# start of Available records

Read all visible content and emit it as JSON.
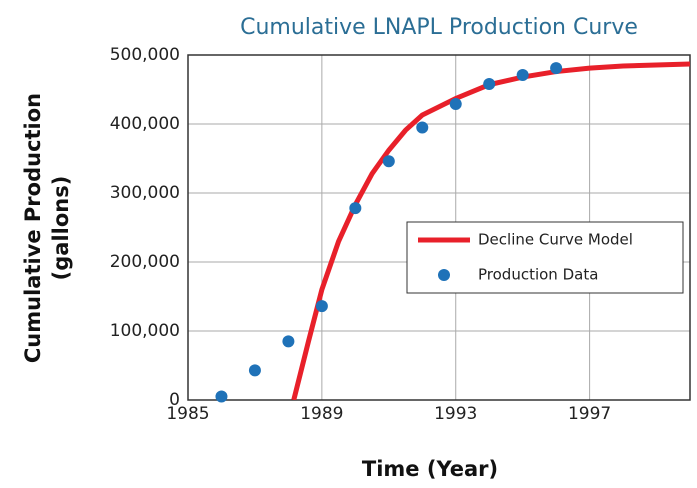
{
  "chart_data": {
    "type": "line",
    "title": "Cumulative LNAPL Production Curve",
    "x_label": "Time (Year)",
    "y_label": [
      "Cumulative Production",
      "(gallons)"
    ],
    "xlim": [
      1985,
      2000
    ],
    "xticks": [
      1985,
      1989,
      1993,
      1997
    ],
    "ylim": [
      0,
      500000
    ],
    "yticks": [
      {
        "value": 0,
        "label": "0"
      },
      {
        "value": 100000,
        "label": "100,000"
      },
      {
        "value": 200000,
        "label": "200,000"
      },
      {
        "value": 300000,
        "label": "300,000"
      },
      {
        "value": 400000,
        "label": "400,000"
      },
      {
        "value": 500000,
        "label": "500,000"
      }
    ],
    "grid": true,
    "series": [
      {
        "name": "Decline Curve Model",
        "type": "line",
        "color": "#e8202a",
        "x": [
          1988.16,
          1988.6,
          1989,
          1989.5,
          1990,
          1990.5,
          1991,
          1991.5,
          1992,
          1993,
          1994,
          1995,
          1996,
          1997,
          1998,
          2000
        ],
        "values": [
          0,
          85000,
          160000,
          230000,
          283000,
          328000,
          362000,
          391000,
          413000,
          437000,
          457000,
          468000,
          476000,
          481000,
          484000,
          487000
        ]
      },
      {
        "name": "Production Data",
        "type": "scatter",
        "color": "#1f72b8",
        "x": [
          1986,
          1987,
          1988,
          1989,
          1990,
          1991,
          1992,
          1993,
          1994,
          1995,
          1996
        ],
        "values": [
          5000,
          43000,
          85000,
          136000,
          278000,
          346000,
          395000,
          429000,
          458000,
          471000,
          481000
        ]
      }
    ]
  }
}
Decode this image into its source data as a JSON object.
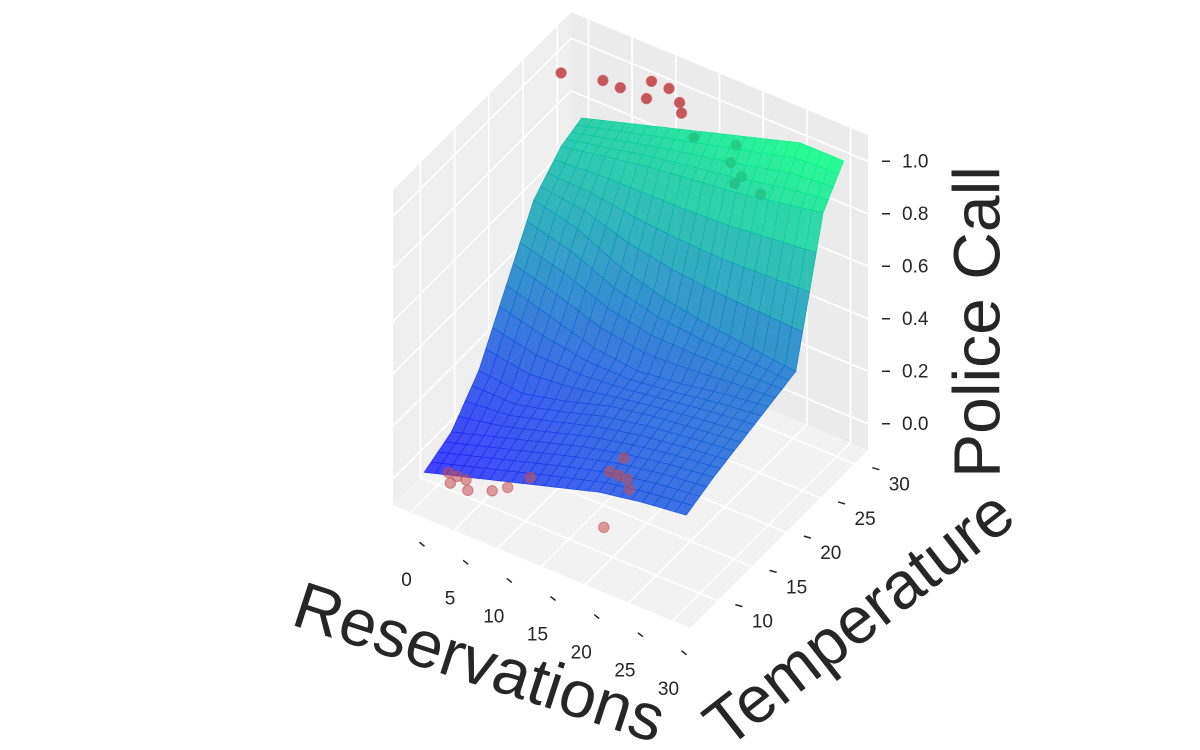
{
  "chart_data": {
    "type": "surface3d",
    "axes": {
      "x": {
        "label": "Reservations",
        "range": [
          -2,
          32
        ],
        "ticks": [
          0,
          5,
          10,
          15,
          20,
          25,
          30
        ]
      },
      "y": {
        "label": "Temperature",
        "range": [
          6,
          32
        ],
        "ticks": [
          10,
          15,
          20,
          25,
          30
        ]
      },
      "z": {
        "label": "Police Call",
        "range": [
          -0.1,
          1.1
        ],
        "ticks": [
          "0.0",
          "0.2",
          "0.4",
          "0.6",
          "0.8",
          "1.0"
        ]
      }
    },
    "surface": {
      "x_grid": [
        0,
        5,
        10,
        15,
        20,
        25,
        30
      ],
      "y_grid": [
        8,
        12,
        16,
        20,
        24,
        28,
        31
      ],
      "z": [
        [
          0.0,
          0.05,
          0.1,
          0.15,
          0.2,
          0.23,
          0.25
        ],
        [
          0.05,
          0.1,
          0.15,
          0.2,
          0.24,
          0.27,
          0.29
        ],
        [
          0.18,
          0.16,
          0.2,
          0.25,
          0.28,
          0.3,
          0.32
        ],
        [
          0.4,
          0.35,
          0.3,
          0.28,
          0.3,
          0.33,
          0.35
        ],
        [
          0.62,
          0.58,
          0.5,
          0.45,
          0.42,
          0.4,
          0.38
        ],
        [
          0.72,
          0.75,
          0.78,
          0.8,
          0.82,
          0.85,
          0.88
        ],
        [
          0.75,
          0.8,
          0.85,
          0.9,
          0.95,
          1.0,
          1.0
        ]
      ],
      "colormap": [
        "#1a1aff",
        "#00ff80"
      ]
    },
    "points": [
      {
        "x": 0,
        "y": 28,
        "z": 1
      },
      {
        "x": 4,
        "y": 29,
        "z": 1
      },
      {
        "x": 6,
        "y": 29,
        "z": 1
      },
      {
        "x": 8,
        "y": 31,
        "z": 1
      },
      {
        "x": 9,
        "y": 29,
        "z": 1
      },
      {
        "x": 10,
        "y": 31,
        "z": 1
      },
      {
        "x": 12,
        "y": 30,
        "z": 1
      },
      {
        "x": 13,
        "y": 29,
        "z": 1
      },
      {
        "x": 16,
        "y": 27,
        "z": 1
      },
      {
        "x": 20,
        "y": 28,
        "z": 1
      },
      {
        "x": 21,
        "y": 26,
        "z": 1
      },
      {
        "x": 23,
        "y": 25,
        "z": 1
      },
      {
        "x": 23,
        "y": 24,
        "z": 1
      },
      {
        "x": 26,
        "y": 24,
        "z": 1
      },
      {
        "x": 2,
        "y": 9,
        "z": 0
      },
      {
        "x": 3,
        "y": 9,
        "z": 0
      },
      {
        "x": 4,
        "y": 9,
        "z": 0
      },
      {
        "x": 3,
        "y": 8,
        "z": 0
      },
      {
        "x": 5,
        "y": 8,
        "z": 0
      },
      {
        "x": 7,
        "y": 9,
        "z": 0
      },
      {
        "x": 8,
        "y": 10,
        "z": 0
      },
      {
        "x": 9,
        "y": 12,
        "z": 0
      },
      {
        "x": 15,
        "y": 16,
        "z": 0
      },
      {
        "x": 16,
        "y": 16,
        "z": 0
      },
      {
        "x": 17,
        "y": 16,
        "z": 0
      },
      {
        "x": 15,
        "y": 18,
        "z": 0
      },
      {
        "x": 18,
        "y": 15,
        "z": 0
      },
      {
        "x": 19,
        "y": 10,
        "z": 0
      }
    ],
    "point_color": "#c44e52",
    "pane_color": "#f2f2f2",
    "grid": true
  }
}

# end of Available records
# start of Available records

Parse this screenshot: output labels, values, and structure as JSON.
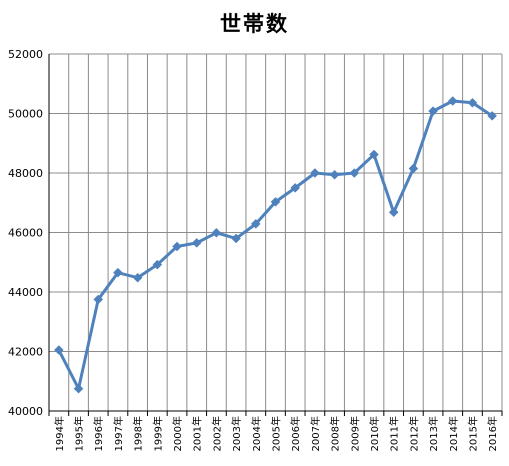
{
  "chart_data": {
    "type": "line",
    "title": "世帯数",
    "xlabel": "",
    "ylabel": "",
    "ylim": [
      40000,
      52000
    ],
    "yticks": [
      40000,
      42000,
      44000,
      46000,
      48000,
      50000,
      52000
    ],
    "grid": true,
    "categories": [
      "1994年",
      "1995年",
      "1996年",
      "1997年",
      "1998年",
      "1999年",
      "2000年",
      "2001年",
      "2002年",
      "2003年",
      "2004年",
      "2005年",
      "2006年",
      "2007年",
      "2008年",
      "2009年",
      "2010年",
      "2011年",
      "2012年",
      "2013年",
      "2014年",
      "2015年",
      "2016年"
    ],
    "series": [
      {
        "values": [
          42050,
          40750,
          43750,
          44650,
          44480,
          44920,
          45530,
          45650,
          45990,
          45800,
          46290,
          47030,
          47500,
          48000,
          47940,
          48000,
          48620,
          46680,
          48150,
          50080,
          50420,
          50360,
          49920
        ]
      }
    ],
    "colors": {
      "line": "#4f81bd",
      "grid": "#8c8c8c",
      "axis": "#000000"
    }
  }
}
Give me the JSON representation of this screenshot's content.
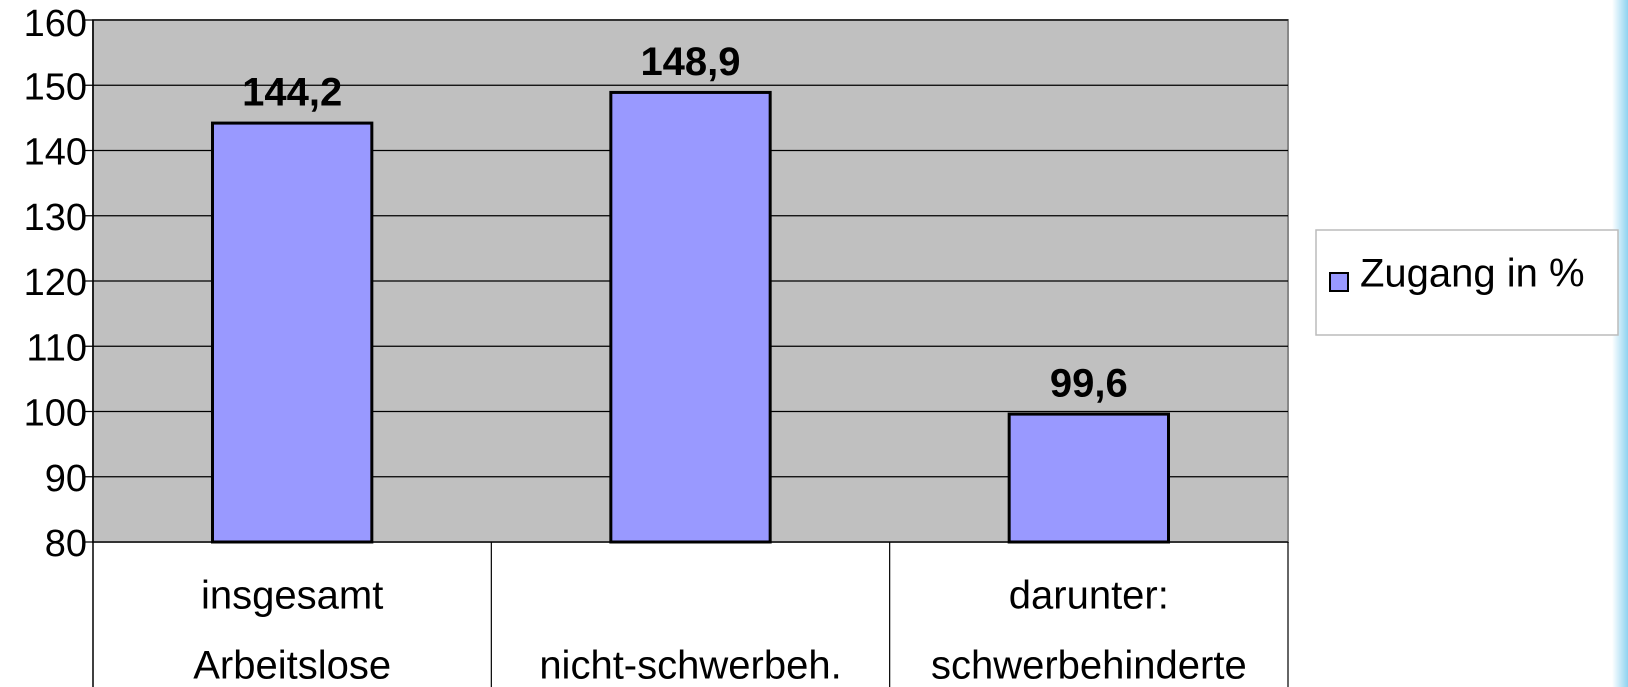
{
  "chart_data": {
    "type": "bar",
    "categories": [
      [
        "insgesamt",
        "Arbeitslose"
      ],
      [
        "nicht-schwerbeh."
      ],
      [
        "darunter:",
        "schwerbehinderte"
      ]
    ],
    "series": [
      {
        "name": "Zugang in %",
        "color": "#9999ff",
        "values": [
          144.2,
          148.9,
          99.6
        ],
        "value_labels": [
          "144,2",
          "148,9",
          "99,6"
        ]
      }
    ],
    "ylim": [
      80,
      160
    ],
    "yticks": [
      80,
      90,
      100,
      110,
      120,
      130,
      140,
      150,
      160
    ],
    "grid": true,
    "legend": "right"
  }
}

# end of Available records

■ Exercise prompt:
Show all lines in the entries above where the word "type" appears.

■ Expected answer:
    "type": "line",
        "type": "line",
        "type": "scatter",
    "type": "surface3d",
    "type": "line",
    "type": "bar",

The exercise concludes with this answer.